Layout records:
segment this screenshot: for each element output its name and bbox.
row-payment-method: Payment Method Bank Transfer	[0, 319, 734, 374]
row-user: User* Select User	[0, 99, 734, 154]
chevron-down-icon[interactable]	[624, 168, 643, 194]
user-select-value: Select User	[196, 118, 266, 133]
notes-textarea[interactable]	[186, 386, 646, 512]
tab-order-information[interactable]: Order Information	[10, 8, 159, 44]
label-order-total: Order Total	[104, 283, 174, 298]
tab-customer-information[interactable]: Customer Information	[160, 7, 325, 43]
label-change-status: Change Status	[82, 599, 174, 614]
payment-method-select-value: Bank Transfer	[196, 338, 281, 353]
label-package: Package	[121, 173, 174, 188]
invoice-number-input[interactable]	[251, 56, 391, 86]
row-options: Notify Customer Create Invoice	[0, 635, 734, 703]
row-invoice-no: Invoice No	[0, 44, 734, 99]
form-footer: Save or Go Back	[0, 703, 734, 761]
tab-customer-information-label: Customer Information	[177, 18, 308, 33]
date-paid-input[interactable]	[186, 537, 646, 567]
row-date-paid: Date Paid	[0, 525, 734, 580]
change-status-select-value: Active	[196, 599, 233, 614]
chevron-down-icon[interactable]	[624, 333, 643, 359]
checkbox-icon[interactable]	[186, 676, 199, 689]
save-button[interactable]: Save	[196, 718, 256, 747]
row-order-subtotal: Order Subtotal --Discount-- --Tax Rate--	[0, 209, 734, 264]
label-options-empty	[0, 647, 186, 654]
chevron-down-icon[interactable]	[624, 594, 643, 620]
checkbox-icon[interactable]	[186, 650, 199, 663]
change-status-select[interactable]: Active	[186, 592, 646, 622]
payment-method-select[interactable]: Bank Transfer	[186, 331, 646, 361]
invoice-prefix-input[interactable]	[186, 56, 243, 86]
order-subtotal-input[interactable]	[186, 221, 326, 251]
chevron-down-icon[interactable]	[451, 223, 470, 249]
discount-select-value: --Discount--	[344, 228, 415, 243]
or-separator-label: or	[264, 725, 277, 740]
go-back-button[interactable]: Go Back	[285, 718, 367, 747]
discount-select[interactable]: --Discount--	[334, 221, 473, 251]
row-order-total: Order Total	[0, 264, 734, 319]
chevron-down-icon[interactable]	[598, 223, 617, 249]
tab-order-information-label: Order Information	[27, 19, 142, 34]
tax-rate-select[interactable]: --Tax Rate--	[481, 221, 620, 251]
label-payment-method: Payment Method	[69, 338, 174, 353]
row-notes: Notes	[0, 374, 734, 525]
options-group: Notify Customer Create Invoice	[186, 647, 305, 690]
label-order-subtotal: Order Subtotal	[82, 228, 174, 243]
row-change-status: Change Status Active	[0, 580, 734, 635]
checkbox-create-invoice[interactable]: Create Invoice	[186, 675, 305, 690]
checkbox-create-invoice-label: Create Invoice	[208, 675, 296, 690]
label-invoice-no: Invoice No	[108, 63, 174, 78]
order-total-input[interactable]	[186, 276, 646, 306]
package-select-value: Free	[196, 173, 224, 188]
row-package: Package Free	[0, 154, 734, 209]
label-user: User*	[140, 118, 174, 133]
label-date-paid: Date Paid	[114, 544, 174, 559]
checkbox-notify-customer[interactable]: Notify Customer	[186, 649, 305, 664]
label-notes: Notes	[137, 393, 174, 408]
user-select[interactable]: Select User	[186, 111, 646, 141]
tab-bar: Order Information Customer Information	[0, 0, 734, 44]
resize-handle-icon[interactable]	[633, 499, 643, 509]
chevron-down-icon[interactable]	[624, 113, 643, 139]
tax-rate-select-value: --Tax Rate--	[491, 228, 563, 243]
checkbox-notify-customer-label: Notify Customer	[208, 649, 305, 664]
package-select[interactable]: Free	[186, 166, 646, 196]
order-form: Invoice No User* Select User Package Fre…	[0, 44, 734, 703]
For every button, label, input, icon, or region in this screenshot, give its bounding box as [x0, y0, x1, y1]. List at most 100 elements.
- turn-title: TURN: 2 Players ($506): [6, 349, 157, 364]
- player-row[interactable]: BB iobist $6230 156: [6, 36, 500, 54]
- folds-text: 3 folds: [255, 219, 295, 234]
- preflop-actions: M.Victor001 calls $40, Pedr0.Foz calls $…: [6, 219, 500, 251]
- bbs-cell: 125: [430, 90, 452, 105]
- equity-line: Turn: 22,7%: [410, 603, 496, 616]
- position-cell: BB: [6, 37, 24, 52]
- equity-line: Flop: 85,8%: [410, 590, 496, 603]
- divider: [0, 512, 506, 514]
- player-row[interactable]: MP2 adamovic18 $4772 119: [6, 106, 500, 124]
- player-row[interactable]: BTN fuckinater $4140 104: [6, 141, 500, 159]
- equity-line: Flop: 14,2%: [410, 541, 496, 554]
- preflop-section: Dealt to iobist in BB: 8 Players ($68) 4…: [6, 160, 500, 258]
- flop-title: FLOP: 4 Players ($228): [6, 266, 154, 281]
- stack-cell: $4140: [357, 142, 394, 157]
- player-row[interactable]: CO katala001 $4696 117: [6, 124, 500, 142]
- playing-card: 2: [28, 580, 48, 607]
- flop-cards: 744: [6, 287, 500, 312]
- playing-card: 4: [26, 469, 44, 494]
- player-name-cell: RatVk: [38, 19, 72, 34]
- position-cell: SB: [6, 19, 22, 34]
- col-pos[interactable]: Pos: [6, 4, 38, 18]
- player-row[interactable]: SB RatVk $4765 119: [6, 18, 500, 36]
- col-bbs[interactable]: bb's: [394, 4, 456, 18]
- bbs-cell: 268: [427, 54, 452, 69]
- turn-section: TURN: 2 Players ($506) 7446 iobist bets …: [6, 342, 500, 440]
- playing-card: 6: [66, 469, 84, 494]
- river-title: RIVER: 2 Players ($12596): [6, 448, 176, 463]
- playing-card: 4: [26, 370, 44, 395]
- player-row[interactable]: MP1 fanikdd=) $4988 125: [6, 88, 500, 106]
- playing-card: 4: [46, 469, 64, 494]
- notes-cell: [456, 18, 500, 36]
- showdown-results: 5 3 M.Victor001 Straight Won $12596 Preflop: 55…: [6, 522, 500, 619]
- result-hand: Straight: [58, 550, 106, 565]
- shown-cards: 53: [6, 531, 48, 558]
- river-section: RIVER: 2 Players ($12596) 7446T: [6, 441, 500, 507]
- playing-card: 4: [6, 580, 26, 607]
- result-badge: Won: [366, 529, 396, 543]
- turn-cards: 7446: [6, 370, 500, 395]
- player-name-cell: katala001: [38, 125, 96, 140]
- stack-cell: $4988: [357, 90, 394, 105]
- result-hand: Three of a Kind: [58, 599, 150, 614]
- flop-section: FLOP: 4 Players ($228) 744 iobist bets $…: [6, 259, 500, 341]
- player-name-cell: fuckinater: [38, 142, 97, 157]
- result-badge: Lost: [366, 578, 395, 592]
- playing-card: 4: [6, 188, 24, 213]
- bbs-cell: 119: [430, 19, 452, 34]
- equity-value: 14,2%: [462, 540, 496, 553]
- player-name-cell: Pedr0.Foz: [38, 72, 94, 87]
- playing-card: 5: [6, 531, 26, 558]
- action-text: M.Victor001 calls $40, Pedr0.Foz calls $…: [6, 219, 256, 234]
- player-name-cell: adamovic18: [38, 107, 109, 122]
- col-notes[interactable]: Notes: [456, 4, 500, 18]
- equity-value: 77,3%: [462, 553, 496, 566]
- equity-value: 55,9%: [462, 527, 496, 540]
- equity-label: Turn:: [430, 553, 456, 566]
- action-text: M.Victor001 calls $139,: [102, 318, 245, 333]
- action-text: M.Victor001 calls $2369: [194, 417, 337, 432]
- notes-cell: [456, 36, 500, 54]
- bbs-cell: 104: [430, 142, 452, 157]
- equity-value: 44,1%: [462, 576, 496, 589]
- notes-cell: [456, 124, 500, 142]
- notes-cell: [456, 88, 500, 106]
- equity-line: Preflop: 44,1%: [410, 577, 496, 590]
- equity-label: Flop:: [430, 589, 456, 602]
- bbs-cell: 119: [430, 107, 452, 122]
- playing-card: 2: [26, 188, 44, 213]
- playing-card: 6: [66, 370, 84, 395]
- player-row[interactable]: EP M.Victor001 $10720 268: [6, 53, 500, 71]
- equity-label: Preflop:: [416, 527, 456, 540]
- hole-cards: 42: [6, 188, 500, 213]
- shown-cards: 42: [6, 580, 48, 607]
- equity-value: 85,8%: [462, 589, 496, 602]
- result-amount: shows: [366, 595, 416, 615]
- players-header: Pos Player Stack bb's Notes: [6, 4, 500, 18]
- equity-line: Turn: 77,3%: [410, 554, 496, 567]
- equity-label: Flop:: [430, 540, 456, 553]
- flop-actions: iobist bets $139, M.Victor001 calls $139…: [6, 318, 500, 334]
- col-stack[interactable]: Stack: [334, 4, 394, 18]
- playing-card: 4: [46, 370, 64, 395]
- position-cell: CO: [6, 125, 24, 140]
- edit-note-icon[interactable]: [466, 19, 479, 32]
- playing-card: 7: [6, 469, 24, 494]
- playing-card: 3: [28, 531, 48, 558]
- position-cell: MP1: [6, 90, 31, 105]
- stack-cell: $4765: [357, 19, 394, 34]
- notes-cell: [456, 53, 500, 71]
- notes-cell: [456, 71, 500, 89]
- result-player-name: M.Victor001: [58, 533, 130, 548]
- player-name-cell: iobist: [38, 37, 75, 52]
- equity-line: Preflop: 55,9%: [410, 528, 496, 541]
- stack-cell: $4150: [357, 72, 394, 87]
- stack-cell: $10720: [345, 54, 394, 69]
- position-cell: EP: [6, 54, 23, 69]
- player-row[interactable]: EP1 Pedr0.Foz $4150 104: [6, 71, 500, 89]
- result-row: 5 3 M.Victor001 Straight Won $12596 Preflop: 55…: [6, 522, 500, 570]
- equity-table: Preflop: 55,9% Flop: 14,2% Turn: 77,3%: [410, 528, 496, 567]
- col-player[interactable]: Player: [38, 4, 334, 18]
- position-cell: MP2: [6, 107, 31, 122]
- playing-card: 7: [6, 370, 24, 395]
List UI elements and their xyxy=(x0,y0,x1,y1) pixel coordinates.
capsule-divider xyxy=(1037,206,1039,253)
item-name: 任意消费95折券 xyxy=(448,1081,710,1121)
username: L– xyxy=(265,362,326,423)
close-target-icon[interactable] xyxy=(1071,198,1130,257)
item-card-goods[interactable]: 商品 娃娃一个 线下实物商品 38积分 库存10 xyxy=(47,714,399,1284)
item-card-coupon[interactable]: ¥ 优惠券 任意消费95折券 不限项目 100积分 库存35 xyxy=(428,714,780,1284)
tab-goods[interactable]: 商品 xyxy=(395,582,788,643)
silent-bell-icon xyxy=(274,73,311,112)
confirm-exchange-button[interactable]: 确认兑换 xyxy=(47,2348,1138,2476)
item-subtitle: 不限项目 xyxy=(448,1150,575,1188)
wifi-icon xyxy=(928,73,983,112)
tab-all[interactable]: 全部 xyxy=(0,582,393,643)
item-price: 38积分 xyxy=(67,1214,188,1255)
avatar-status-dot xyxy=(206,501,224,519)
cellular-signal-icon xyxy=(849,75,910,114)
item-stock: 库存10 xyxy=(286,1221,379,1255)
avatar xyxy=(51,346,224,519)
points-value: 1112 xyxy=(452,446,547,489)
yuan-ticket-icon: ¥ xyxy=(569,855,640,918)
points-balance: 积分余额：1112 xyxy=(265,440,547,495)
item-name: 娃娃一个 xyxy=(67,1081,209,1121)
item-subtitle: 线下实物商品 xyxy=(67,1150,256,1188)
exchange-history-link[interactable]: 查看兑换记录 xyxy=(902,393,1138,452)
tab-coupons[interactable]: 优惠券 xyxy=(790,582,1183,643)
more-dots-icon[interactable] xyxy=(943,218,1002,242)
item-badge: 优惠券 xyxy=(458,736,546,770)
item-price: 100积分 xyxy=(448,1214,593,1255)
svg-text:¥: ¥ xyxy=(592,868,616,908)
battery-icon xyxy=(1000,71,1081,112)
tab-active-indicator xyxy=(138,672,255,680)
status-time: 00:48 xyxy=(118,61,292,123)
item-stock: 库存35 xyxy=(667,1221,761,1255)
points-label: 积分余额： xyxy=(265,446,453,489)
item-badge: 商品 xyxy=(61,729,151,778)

What to do: Can you swap "Select User" for "Choose User" in the data from its first line through the line holding "7, 325, 43]", inclusive, and give those lines back with everything else unchanged?

Output of the exercise:
segment this screenshot: for each element output its name and bbox.
row-payment-method: Payment Method Bank Transfer	[0, 319, 734, 374]
row-user: User* Choose User	[0, 99, 734, 154]
chevron-down-icon[interactable]	[624, 168, 643, 194]
user-select-value: Choose User	[196, 118, 266, 133]
notes-textarea[interactable]	[186, 386, 646, 512]
tab-order-information[interactable]: Order Information	[10, 8, 159, 44]
label-order-total: Order Total	[104, 283, 174, 298]
tab-customer-information[interactable]: Customer Information	[160, 7, 325, 43]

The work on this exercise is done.